TO DO - From the first line of the entries up to and including the line with "page-number: 2 xyxy=(33,797,39,806)", rename "leader-dots" to "dot-leader" and change nothing else. Give back only those lines.

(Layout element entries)
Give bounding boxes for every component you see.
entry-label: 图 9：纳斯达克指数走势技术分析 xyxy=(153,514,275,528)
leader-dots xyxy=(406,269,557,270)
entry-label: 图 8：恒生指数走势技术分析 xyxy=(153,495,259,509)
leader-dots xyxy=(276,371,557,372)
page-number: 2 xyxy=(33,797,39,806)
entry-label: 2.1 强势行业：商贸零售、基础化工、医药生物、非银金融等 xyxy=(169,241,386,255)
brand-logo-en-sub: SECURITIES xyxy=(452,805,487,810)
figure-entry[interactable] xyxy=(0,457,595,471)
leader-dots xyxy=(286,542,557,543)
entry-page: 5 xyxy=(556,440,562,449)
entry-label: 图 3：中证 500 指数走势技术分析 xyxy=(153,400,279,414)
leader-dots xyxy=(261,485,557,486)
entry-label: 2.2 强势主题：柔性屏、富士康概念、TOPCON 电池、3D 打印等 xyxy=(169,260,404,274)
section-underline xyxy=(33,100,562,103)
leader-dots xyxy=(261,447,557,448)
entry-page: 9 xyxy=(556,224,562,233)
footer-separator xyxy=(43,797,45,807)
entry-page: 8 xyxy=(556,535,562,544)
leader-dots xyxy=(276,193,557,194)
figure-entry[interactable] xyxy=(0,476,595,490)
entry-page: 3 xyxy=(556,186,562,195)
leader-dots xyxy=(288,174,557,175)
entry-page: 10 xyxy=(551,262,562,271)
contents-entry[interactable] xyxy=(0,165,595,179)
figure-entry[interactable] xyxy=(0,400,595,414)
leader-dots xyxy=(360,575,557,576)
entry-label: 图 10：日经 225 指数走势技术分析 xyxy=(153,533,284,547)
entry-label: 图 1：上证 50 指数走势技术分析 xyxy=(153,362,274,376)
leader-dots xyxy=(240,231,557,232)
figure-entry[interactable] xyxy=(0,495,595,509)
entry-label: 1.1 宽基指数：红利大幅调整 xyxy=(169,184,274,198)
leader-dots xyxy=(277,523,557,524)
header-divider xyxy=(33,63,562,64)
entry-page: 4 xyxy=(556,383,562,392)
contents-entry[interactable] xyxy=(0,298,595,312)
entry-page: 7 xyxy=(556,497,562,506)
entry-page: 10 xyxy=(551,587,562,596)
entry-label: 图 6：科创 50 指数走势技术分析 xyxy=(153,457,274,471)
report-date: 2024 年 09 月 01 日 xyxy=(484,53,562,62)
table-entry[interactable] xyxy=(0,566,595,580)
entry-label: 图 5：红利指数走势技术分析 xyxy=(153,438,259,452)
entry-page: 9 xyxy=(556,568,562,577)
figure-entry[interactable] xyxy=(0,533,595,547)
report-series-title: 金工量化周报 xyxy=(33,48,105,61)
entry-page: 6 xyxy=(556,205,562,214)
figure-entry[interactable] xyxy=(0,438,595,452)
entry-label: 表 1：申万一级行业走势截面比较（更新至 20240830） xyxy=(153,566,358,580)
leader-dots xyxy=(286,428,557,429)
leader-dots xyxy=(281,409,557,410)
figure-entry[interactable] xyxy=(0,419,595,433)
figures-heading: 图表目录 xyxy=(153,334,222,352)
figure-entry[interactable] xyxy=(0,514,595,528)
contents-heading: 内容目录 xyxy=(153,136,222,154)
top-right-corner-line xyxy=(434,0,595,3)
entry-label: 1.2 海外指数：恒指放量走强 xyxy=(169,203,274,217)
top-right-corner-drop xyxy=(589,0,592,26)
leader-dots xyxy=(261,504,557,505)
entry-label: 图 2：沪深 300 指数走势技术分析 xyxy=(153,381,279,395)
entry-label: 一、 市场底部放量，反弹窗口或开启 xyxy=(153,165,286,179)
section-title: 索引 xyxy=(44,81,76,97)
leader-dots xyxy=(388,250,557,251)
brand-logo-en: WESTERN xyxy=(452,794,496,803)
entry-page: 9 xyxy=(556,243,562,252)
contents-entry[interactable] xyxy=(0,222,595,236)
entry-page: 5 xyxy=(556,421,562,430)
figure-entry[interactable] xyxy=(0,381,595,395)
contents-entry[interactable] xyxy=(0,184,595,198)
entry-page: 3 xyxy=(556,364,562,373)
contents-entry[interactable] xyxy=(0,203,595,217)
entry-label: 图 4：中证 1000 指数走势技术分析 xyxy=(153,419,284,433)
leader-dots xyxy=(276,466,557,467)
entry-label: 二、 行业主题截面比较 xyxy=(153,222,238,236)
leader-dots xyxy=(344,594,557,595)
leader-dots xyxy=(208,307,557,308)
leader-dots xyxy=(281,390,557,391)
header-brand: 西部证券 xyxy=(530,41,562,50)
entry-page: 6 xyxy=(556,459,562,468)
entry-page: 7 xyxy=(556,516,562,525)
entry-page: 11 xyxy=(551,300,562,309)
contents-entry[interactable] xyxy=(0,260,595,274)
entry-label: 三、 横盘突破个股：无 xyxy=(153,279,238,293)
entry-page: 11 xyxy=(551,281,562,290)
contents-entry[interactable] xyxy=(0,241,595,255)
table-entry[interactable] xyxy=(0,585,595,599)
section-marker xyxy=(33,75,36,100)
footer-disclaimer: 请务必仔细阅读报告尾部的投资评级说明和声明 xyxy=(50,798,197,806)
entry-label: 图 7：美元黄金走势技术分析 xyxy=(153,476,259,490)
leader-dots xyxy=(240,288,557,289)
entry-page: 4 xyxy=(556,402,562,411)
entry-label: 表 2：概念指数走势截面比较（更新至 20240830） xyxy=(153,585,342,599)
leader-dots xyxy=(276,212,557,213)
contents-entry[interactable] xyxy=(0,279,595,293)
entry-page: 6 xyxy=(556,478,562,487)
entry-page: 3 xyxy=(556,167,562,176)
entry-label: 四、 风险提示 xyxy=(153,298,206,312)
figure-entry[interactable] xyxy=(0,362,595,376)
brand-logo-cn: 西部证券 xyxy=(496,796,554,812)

EXPECTED ANSWER -
Give bounding boxes for every component you see.
entry-label: 图 9：纳斯达克指数走势技术分析 xyxy=(153,514,275,528)
dot-leader xyxy=(406,269,557,270)
entry-label: 图 8：恒生指数走势技术分析 xyxy=(153,495,259,509)
dot-leader xyxy=(276,371,557,372)
page-number: 2 xyxy=(33,797,39,806)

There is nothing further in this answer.